## Available records
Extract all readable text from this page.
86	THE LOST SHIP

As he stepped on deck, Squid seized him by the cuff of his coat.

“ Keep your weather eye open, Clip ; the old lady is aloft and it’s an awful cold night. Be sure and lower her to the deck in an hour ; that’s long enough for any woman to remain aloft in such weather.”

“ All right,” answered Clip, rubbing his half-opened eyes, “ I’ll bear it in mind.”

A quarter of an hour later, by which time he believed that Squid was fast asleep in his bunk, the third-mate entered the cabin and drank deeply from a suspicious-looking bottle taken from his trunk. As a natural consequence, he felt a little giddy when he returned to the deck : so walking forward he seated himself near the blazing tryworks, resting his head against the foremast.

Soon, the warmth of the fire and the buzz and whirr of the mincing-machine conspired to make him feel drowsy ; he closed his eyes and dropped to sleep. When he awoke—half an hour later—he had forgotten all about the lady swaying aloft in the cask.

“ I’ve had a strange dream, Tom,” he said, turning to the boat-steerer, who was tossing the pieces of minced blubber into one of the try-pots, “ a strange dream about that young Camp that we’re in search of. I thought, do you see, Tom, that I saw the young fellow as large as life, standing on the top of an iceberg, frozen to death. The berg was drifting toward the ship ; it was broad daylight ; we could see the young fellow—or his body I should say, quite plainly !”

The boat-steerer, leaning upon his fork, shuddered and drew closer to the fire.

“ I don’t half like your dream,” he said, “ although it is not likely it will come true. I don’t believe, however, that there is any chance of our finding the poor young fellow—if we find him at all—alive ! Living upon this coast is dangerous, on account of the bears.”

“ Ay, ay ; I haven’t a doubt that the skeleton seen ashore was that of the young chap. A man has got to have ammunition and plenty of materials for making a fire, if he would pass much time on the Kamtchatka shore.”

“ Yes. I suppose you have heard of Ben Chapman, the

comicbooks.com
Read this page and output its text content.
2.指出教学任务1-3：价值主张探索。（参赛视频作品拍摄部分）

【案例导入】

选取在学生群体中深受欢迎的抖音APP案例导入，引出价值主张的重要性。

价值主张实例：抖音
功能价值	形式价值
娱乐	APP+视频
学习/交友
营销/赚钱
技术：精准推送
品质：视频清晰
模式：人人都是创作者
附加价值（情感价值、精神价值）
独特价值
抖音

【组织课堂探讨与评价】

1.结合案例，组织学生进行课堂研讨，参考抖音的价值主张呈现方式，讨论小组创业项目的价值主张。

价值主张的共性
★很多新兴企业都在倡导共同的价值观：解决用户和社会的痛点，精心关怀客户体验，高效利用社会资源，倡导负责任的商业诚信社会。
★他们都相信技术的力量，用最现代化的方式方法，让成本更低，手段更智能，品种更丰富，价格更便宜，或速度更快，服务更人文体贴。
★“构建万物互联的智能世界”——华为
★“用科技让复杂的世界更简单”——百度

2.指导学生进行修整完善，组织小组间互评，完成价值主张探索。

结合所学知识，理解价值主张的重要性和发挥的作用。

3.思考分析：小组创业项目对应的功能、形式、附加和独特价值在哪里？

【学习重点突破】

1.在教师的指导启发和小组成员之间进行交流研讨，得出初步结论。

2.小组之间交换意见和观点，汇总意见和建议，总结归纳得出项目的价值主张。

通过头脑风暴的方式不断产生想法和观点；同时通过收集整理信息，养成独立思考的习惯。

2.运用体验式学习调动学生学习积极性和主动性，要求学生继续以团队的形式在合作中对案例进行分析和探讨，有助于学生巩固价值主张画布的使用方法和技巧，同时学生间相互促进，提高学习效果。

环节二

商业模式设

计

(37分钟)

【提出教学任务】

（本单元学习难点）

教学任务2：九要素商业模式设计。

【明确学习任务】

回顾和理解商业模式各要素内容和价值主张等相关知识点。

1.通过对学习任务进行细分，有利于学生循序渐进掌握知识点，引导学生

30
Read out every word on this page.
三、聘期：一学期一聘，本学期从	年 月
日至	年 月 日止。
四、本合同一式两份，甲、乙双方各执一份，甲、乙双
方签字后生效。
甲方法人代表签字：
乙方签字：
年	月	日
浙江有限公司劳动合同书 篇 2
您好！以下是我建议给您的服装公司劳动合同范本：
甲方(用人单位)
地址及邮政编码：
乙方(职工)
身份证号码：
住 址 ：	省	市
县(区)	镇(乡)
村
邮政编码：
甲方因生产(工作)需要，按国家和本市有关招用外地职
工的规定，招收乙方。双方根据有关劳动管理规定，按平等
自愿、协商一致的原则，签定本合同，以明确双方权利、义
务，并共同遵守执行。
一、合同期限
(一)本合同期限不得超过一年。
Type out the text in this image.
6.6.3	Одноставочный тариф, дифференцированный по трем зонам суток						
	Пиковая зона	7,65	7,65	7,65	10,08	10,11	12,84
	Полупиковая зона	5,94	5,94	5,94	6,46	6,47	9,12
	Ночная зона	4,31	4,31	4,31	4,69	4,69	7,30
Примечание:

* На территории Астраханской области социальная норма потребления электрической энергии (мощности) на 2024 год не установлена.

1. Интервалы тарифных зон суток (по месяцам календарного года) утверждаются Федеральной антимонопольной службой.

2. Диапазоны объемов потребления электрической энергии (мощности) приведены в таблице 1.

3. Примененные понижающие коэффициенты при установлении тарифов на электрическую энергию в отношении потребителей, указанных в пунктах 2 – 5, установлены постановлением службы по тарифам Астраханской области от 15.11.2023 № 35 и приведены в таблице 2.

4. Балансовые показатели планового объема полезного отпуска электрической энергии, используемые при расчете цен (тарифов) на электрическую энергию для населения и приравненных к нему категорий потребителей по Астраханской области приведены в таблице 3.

## Aim of the task
Transcribe each record exactly. Leave nothing out.

## Completed exercise
Extract all readable text from this page.
86	THE LOST SHIP

As he stepped on deck, Squid seized him by the cuff of his coat.

“ Keep your weather eye open, Clip ; the old lady is aloft and it’s an awful cold night. Be sure and lower her to the deck in an hour ; that’s long enough for any woman to remain aloft in such weather.”

“ All right,” answered Clip, rubbing his half-opened eyes, “ I’ll bear it in mind.”

A quarter of an hour later, by which time he believed that Squid was fast asleep in his bunk, the third-mate entered the cabin and drank deeply from a suspicious-looking bottle taken from his trunk. As a natural consequence, he felt a little giddy when he returned to the deck : so walking forward he seated himself near the blazing tryworks, resting his head against the foremast.

Soon, the warmth of the fire and the buzz and whirr of the mincing-machine conspired to make him feel drowsy ; he closed his eyes and dropped to sleep. When he awoke—half an hour later—he had forgotten all about the lady swaying aloft in the cask.

“ I’ve had a strange dream, Tom,” he said, turning to the boat-steerer, who was tossing the pieces of minced blubber into one of the try-pots, “ a strange dream about that young Camp that we’re in search of. I thought, do you see, Tom, that I saw the young fellow as large as life, standing on the top of an iceberg, frozen to death. The berg was drifting toward the ship ; it was broad daylight ; we could see the young fellow—or his body I should say, quite plainly !”

The boat-steerer, leaning upon his fork, shuddered and drew closer to the fire.

“ I don’t half like your dream,” he said, “ although it is not likely it will come true. I don’t believe, however, that there is any chance of our finding the poor young fellow—if we find him at all—alive ! Living upon this coast is dangerous, on account of the bears.”

“ Ay, ay ; I haven’t a doubt that the skeleton seen ashore was that of the young chap. A man has got to have ammunition and plenty of materials for making a fire, if he would pass much time on the Kamtchatka shore.”

“ Yes. I suppose you have heard of Ben Chapman, the

comicbooks.com
Read this page and output its text content.
2.指出教学任务1-3：价值主张探索。（参赛视频作品拍摄部分）

【案例导入】

选取在学生群体中深受欢迎的抖音APP案例导入，引出价值主张的重要性。

价值主张实例：抖音
功能价值	形式价值
娱乐	APP+视频
学习/交友
营销/赚钱
技术：精准推送
品质：视频清晰
模式：人人都是创作者
附加价值（情感价值、精神价值）
独特价值
抖音

【组织课堂探讨与评价】

1.结合案例，组织学生进行课堂研讨，参考抖音的价值主张呈现方式，讨论小组创业项目的价值主张。

价值主张的共性
★很多新兴企业都在倡导共同的价值观：解决用户和社会的痛点，精心关怀客户体验，高效利用社会资源，倡导负责任的商业诚信社会。
★他们都相信技术的力量，用最现代化的方式方法，让成本更低，手段更智能，品种更丰富，价格更便宜，或速度更快，服务更人文体贴。
★“构建万物互联的智能世界”——华为
★“用科技让复杂的世界更简单”——百度

2.指导学生进行修整完善，组织小组间互评，完成价值主张探索。

结合所学知识，理解价值主张的重要性和发挥的作用。

3.思考分析：小组创业项目对应的功能、形式、附加和独特价值在哪里？

【学习重点突破】

1.在教师的指导启发和小组成员之间进行交流研讨，得出初步结论。

2.小组之间交换意见和观点，汇总意见和建议，总结归纳得出项目的价值主张。

通过头脑风暴的方式不断产生想法和观点；同时通过收集整理信息，养成独立思考的习惯。

2.运用体验式学习调动学生学习积极性和主动性，要求学生继续以团队的形式在合作中对案例进行分析和探讨，有助于学生巩固价值主张画布的使用方法和技巧，同时学生间相互促进，提高学习效果。

环节二

商业模式设

计

(37分钟)

【提出教学任务】

（本单元学习难点）

教学任务2：九要素商业模式设计。

【明确学习任务】

回顾和理解商业模式各要素内容和价值主张等相关知识点。

1.通过对学习任务进行细分，有利于学生循序渐进掌握知识点，引导学生

30
Read out every word on this page.
三、聘期：一学期一聘，本学期从	年 月
日至	年 月 日止。
四、本合同一式两份，甲、乙双方各执一份，甲、乙双
方签字后生效。
甲方法人代表签字：
乙方签字：
年	月	日
浙江有限公司劳动合同书 篇 2
您好！以下是我建议给您的服装公司劳动合同范本：
甲方(用人单位)
地址及邮政编码：
乙方(职工)
身份证号码：
住 址 ：	省	市
县(区)	镇(乡)
村
邮政编码：
甲方因生产(工作)需要，按国家和本市有关招用外地职
工的规定，招收乙方。双方根据有关劳动管理规定，按平等
自愿、协商一致的原则，签定本合同，以明确双方权利、义
务，并共同遵守执行。
一、合同期限
(一)本合同期限不得超过一年。
Type out the text in this image.
6.6.3	Одноставочный тариф, дифференцированный по трем зонам суток						
	Пиковая зона	7,65	7,65	7,65	10,08	10,11	12,84
	Полупиковая зона	5,94	5,94	5,94	6,46	6,47	9,12
	Ночная зона	4,31	4,31	4,31	4,69	4,69	7,30
Примечание:

* На территории Астраханской области социальная норма потребления электрической энергии (мощности) на 2024 год не установлена.

1. Интервалы тарифных зон суток (по месяцам календарного года) утверждаются Федеральной антимонопольной службой.

2. Диапазоны объемов потребления электрической энергии (мощности) приведены в таблице 1.

3. Примененные понижающие коэффициенты при установлении тарифов на электрическую энергию в отношении потребителей, указанных в пунктах 2 – 5, установлены постановлением службы по тарифам Астраханской области от 15.11.2023 № 35 и приведены в таблице 2.

4. Балансовые показатели планового объема полезного отпуска электрической энергии, используемые при расчете цен (тарифов) на электрическую энергию для населения и приравненных к нему категорий потребителей по Астраханской области приведены в таблице 3.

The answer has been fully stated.